* _Exercise prompt_:
Pick out the lines below that include the string "Method".

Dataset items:
========

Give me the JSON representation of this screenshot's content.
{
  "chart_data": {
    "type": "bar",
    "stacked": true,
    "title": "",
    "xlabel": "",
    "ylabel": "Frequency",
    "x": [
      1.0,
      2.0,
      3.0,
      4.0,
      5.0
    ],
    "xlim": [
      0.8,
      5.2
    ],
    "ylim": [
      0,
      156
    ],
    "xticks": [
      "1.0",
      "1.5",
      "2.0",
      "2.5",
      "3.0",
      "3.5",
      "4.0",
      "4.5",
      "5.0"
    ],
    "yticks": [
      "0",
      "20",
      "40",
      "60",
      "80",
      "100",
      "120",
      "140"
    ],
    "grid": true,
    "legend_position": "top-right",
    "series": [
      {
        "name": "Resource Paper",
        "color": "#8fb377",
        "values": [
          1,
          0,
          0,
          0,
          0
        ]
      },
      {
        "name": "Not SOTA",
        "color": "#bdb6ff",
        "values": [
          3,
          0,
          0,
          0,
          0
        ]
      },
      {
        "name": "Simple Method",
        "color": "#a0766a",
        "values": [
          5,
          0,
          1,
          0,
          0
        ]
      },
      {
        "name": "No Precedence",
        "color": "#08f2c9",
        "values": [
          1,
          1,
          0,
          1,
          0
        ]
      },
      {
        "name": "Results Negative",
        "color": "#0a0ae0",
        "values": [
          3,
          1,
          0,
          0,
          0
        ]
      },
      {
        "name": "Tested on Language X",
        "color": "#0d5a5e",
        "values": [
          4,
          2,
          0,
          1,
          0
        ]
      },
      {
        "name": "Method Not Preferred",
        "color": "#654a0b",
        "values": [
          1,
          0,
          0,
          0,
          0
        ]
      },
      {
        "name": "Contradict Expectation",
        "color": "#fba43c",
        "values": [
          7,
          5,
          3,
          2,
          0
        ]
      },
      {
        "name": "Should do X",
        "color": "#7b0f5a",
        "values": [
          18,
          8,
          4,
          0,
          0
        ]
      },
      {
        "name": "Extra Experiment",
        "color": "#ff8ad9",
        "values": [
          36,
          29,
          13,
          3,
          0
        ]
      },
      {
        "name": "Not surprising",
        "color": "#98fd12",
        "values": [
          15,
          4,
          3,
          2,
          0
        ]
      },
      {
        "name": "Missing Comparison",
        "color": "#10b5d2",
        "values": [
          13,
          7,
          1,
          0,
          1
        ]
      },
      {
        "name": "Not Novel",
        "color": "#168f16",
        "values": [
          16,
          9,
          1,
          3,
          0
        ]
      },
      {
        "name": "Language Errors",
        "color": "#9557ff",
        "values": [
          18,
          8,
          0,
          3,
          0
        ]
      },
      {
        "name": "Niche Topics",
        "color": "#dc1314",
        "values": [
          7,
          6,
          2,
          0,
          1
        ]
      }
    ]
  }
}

========

* _Written response_:
        "name": "Simple Method",
        "name": "Method Not Preferred",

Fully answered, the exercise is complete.